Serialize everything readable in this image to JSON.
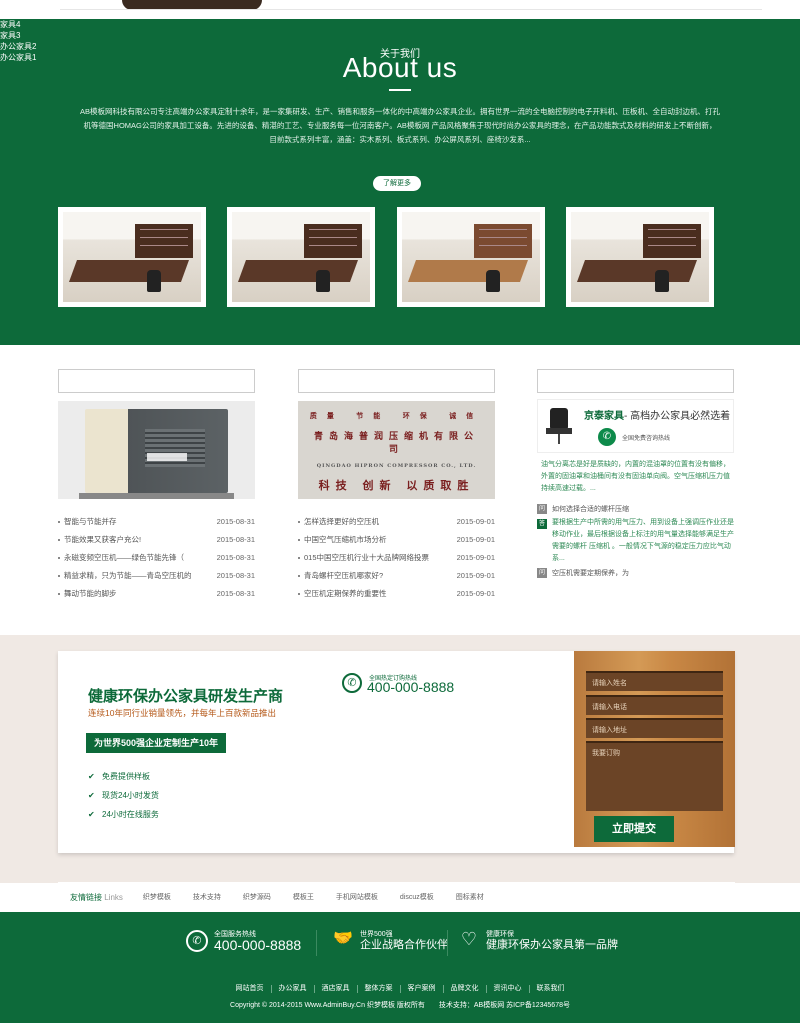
{
  "about": {
    "title_cn": "关于我们",
    "title_en": "About us",
    "description": "AB模板网科技有限公司专注高端办公家具定制十余年，是一家集研发、生产、销售和服务一体化的中高端办公家具企业。拥有世界一流的全电脑控制的电子开料机、压板机、全自动封边机、打孔机等德国HOMAG公司的家具加工设备。先进的设备、精湛的工艺、专业服务每一位河南客户。AB模板网 产品风格聚焦于现代时尚办公家具的理念，在产品功能款式及材料的研发上不断创新，目前款式系列丰富，涵盖：实木系列、板式系列、办公屏风系列、座椅沙发系...",
    "more_button": "了解更多",
    "products": [
      {
        "caption": "家具4"
      },
      {
        "caption": "家具3"
      },
      {
        "caption": "办公家具2"
      },
      {
        "caption": "办公家具1"
      }
    ]
  },
  "news": {
    "col1": {
      "items": [
        {
          "title": "智能与节能并存",
          "date": "2015-08-31"
        },
        {
          "title": "节能效果又获客户充公!",
          "date": "2015-08-31"
        },
        {
          "title": "永磁变频空压机——绿色节能先锋（",
          "date": "2015-08-31"
        },
        {
          "title": "精益求精，只为节能——青岛空压机的",
          "date": "2015-08-31"
        },
        {
          "title": "舞动节能的脚步",
          "date": "2015-08-31"
        }
      ]
    },
    "col2": {
      "plaque_top": "质量 节能 环保 诚信",
      "plaque_name": "青岛海普润压缩机有限公司",
      "plaque_en": "QINGDAO HIPRON COMPRESSOR CO., LTD.",
      "plaque_bottom": "科技 创新 以质取胜",
      "items": [
        {
          "title": "怎样选择更好的空压机",
          "date": "2015-09-01"
        },
        {
          "title": "中国空气压缩机市场分析",
          "date": "2015-09-01"
        },
        {
          "title": "015中国空压机行业十大品牌网络投票",
          "date": "2015-09-01"
        },
        {
          "title": "青岛螺杆空压机哪家好?",
          "date": "2015-09-01"
        },
        {
          "title": "空压机定期保养的重要性",
          "date": "2015-09-01"
        }
      ]
    },
    "col3": {
      "banner_brand": "京泰家具",
      "banner_slogan": "- 高档办公家具必然选着",
      "banner_hotline": "全国免费咨询热线",
      "para": "油气分离芯是好是质缺的，内置的混油罩的位置有没有偏移，外置的固油罩和油桶间有没有固油单向阀。空气压缩机压力值持续高速过载。...",
      "q1": "如何选择合适的螺杆压缩",
      "a1": "要根据生产中所需的用气压力、用到设备上强调压作业还是移动作业，最后根据设备上标注的用气量选择能够满足生产需要的螺杆 压缩机 。一般情况下气源的稳定压力应比气动系...",
      "q2": "空压机需要定期保养，为",
      "q_badge": "问",
      "a_badge": "答"
    }
  },
  "contact": {
    "headline": "健康环保办公家具研发生产商",
    "subline": "连续10年同行业销量领先，并每年上百款新品推出",
    "tag": "为世界500强企业定制生产10年",
    "features": [
      "免费提供样板",
      "现货24小时发货",
      "24小时在线服务"
    ],
    "hotline_label": "全国热定订购热线",
    "hotline_number": "400-000-8888",
    "form": {
      "name_placeholder": "请输入姓名",
      "phone_placeholder": "请输入电话",
      "address_placeholder": "请输入地址",
      "message_placeholder": "我要订购",
      "submit": "立即提交"
    }
  },
  "links": {
    "label": "友情链接",
    "label_en": "Links",
    "items": [
      "织梦模板",
      "技术支持",
      "织梦源码",
      "模板王",
      "手机网站模板",
      "discuz模板",
      "图标素材"
    ]
  },
  "footer": {
    "f1_small": "全国服务热线",
    "f1_big": "400-000-8888",
    "f2_small": "世界500强",
    "f2_big": "企业战略合作伙伴",
    "f3_small": "健康环保",
    "f3_big": "健康环保办公家具第一品牌",
    "nav": [
      "网站首页",
      "办公家具",
      "酒店家具",
      "整体方案",
      "客户案例",
      "品牌文化",
      "资讯中心",
      "联系我们"
    ],
    "copyright": "Copyright © 2014-2015 Www.AdminBuy.Cn 织梦模板 版权所有　　技术支持：AB模板网 苏ICP备12345678号"
  }
}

## Requirement
All of the data above should be transcribed verbatim, with pictures omitted.

## Output below
Serialize everything readable in this image to JSON.
{
  "about": {
    "title_cn": "关于我们",
    "title_en": "About us",
    "description": "AB模板网科技有限公司专注高端办公家具定制十余年，是一家集研发、生产、销售和服务一体化的中高端办公家具企业。拥有世界一流的全电脑控制的电子开料机、压板机、全自动封边机、打孔机等德国HOMAG公司的家具加工设备。先进的设备、精湛的工艺、专业服务每一位河南客户。AB模板网 产品风格聚焦于现代时尚办公家具的理念，在产品功能款式及材料的研发上不断创新，目前款式系列丰富，涵盖：实木系列、板式系列、办公屏风系列、座椅沙发系...",
    "more_button": "了解更多",
    "products": [
      {
        "caption": "家具4"
      },
      {
        "caption": "家具3"
      },
      {
        "caption": "办公家具2"
      },
      {
        "caption": "办公家具1"
      }
    ]
  },
  "news": {
    "col1": {
      "items": [
        {
          "title": "智能与节能并存",
          "date": "2015-08-31"
        },
        {
          "title": "节能效果又获客户充公!",
          "date": "2015-08-31"
        },
        {
          "title": "永磁变频空压机——绿色节能先锋（",
          "date": "2015-08-31"
        },
        {
          "title": "精益求精，只为节能——青岛空压机的",
          "date": "2015-08-31"
        },
        {
          "title": "舞动节能的脚步",
          "date": "2015-08-31"
        }
      ]
    },
    "col2": {
      "plaque_top": "质量 节能 环保 诚信",
      "plaque_name": "青岛海普润压缩机有限公司",
      "plaque_en": "QINGDAO HIPRON COMPRESSOR CO., LTD.",
      "plaque_bottom": "科技 创新 以质取胜",
      "items": [
        {
          "title": "怎样选择更好的空压机",
          "date": "2015-09-01"
        },
        {
          "title": "中国空气压缩机市场分析",
          "date": "2015-09-01"
        },
        {
          "title": "015中国空压机行业十大品牌网络投票",
          "date": "2015-09-01"
        },
        {
          "title": "青岛螺杆空压机哪家好?",
          "date": "2015-09-01"
        },
        {
          "title": "空压机定期保养的重要性",
          "date": "2015-09-01"
        }
      ]
    },
    "col3": {
      "banner_brand": "京泰家具",
      "banner_slogan": "- 高档办公家具必然选着",
      "banner_hotline": "全国免费咨询热线",
      "para": "油气分离芯是好是质缺的，内置的混油罩的位置有没有偏移，外置的固油罩和油桶间有没有固油单向阀。空气压缩机压力值持续高速过载。...",
      "q1": "如何选择合适的螺杆压缩",
      "a1": "要根据生产中所需的用气压力、用到设备上强调压作业还是移动作业，最后根据设备上标注的用气量选择能够满足生产需要的螺杆 压缩机 。一般情况下气源的稳定压力应比气动系...",
      "q2": "空压机需要定期保养，为",
      "q_badge": "问",
      "a_badge": "答"
    }
  },
  "contact": {
    "headline": "健康环保办公家具研发生产商",
    "subline": "连续10年同行业销量领先，并每年上百款新品推出",
    "tag": "为世界500强企业定制生产10年",
    "features": [
      "免费提供样板",
      "现货24小时发货",
      "24小时在线服务"
    ],
    "hotline_label": "全国热定订购热线",
    "hotline_number": "400-000-8888",
    "form": {
      "name_placeholder": "请输入姓名",
      "phone_placeholder": "请输入电话",
      "address_placeholder": "请输入地址",
      "message_placeholder": "我要订购",
      "submit": "立即提交"
    }
  },
  "links": {
    "label": "友情链接",
    "label_en": "Links",
    "items": [
      "织梦模板",
      "技术支持",
      "织梦源码",
      "模板王",
      "手机网站模板",
      "discuz模板",
      "图标素材"
    ]
  },
  "footer": {
    "f1_small": "全国服务热线",
    "f1_big": "400-000-8888",
    "f2_small": "世界500强",
    "f2_big": "企业战略合作伙伴",
    "f3_small": "健康环保",
    "f3_big": "健康环保办公家具第一品牌",
    "nav": [
      "网站首页",
      "办公家具",
      "酒店家具",
      "整体方案",
      "客户案例",
      "品牌文化",
      "资讯中心",
      "联系我们"
    ],
    "copyright": "Copyright © 2014-2015 Www.AdminBuy.Cn 织梦模板 版权所有　　技术支持：AB模板网 苏ICP备12345678号"
  }
}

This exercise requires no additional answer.